Aim of the exercise:
Only the lines from the line containing "Output the text content of this document." to the end of the entries should be repeated, exactly as they appear.

Provided records:

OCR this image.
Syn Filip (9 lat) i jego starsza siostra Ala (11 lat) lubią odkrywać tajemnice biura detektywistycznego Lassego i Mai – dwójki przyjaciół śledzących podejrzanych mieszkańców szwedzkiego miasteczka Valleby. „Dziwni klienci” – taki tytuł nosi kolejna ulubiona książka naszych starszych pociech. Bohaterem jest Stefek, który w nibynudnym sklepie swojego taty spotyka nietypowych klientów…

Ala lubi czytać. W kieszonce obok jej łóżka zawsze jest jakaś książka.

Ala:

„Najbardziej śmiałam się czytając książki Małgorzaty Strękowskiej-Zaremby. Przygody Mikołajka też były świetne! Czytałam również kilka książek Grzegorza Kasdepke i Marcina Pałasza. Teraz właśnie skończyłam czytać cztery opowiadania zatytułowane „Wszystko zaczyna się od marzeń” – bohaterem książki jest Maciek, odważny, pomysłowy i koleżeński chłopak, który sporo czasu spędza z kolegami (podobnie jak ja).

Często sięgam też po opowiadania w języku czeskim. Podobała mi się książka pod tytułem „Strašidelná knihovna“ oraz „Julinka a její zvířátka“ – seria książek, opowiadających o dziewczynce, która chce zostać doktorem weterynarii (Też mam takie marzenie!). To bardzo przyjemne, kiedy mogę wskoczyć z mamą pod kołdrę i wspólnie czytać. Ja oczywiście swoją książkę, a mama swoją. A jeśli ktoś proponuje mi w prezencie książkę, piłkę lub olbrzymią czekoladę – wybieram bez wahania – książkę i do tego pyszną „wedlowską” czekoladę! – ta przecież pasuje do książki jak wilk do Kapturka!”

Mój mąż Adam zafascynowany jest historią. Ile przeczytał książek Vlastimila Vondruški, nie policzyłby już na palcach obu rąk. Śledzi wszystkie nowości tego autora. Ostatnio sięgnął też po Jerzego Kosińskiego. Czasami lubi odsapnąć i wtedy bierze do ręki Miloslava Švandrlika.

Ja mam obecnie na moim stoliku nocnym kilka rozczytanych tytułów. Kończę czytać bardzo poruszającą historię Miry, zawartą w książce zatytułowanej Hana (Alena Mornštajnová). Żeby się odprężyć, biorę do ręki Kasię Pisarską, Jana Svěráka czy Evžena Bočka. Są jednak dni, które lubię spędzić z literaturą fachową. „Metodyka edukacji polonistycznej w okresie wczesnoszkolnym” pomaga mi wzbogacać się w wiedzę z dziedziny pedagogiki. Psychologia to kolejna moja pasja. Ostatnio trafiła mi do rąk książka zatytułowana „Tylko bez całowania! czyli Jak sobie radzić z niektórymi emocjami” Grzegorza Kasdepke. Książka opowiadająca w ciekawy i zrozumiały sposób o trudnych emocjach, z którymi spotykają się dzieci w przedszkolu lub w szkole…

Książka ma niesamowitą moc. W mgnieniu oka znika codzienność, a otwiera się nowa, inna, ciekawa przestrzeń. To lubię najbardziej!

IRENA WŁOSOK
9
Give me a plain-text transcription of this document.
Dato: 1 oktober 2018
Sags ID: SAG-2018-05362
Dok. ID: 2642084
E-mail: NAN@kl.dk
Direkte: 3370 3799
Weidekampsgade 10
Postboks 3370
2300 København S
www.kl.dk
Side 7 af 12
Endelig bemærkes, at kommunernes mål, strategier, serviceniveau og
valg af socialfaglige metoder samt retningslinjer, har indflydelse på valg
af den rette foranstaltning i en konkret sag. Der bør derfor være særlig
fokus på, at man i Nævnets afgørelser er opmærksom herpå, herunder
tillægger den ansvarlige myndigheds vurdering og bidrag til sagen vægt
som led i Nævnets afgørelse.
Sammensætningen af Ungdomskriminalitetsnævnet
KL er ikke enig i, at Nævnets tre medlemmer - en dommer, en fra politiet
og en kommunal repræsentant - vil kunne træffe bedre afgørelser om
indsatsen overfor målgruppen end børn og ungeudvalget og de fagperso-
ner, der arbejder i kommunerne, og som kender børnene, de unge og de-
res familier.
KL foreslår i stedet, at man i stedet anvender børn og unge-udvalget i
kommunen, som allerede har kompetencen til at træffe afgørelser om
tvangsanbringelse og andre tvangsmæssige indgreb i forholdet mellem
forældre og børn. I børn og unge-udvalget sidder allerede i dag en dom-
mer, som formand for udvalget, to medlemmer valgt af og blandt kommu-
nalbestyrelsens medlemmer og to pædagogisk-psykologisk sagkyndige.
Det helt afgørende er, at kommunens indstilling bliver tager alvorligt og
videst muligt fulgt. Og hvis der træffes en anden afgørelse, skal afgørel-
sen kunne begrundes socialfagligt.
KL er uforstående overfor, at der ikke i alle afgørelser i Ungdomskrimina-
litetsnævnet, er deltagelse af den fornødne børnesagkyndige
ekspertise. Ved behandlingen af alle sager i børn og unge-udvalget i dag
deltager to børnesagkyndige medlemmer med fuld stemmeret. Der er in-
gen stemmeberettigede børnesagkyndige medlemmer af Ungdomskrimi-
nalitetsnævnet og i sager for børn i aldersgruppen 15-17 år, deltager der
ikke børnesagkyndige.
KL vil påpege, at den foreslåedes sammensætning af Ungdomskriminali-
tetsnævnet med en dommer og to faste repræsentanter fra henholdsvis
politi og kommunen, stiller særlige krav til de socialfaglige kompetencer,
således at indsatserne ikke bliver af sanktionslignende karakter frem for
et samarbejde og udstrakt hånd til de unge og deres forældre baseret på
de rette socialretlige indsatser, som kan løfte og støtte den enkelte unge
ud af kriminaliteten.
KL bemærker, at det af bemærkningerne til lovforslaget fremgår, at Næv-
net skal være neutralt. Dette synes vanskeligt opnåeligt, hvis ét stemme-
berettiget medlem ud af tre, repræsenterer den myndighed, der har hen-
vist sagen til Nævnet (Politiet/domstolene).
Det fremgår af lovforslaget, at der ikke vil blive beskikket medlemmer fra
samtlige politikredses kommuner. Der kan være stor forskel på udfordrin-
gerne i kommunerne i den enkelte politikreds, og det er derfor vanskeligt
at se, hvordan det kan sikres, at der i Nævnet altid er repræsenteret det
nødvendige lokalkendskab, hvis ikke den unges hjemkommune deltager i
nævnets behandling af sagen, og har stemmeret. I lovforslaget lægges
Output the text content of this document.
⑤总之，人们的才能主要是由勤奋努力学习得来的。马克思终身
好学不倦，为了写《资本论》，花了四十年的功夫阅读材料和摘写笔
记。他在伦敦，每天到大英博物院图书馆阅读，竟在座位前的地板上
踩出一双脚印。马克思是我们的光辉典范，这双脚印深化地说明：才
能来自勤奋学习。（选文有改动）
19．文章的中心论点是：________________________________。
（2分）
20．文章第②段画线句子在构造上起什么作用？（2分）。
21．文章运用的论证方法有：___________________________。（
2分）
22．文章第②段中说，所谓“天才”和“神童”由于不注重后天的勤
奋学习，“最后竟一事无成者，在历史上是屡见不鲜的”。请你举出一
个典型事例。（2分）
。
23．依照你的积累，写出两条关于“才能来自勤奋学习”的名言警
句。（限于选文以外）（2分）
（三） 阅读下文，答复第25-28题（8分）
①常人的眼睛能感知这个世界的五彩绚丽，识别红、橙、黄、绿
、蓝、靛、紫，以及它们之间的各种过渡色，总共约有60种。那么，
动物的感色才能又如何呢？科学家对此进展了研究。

The output:
Output the text content of this document.
⑤总之，人们的才能主要是由勤奋努力学习得来的。马克思终身
好学不倦，为了写《资本论》，花了四十年的功夫阅读材料和摘写笔
记。他在伦敦，每天到大英博物院图书馆阅读，竟在座位前的地板上
踩出一双脚印。马克思是我们的光辉典范，这双脚印深化地说明：才
能来自勤奋学习。（选文有改动）
19．文章的中心论点是：________________________________。
（2分）
20．文章第②段画线句子在构造上起什么作用？（2分）。
21．文章运用的论证方法有：___________________________。（
2分）
22．文章第②段中说，所谓“天才”和“神童”由于不注重后天的勤
奋学习，“最后竟一事无成者，在历史上是屡见不鲜的”。请你举出一
个典型事例。（2分）
。
23．依照你的积累，写出两条关于“才能来自勤奋学习”的名言警
句。（限于选文以外）（2分）
（三） 阅读下文，答复第25-28题（8分）
①常人的眼睛能感知这个世界的五彩绚丽，识别红、橙、黄、绿
、蓝、靛、紫，以及它们之间的各种过渡色，总共约有60种。那么，
动物的感色才能又如何呢？科学家对此进展了研究。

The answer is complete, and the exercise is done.